**Task description:** Reproduce the records below in full and without edits, omitting images.

**Input rows:**
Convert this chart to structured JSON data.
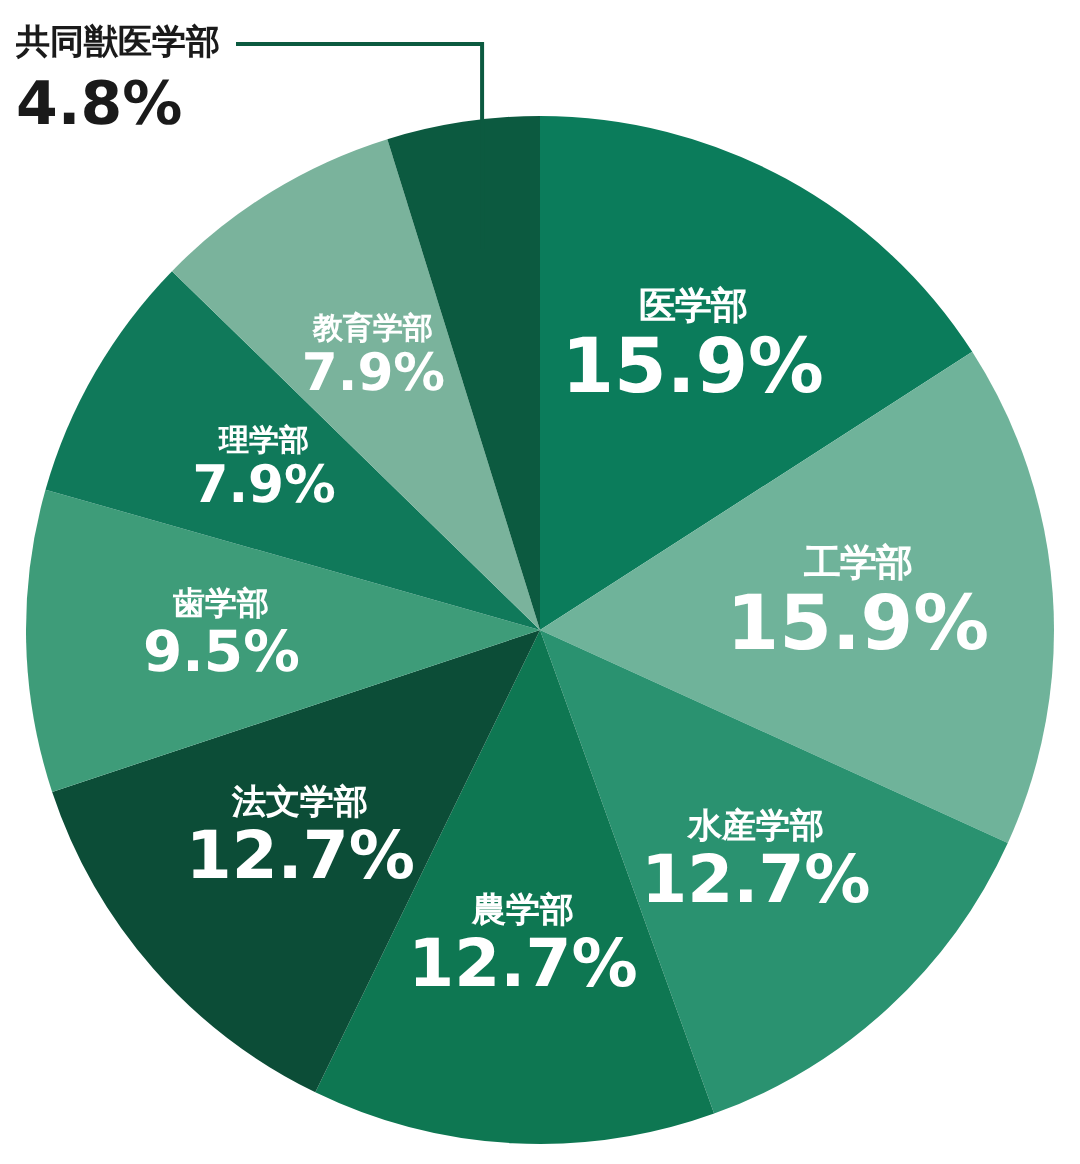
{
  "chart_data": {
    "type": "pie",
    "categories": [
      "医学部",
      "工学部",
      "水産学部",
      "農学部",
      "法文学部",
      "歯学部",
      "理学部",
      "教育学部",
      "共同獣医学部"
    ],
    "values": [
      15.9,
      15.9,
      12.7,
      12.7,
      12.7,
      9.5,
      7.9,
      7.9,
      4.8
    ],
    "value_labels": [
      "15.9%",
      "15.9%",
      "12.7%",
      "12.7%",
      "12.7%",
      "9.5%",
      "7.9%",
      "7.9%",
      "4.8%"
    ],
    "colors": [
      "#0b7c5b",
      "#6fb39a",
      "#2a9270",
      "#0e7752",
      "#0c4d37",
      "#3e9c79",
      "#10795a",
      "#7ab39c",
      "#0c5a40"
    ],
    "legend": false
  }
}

**Worked solution:**
Convert this chart to structured JSON data.
{
  "chart_data": {
    "type": "pie",
    "categories": [
      "医学部",
      "工学部",
      "水産学部",
      "農学部",
      "法文学部",
      "歯学部",
      "理学部",
      "教育学部",
      "共同獣医学部"
    ],
    "values": [
      15.9,
      15.9,
      12.7,
      12.7,
      12.7,
      9.5,
      7.9,
      7.9,
      4.8
    ],
    "value_labels": [
      "15.9%",
      "15.9%",
      "12.7%",
      "12.7%",
      "12.7%",
      "9.5%",
      "7.9%",
      "7.9%",
      "4.8%"
    ],
    "colors": [
      "#0b7c5b",
      "#6fb39a",
      "#2a9270",
      "#0e7752",
      "#0c4d37",
      "#3e9c79",
      "#10795a",
      "#7ab39c",
      "#0c5a40"
    ],
    "legend": false
  }
}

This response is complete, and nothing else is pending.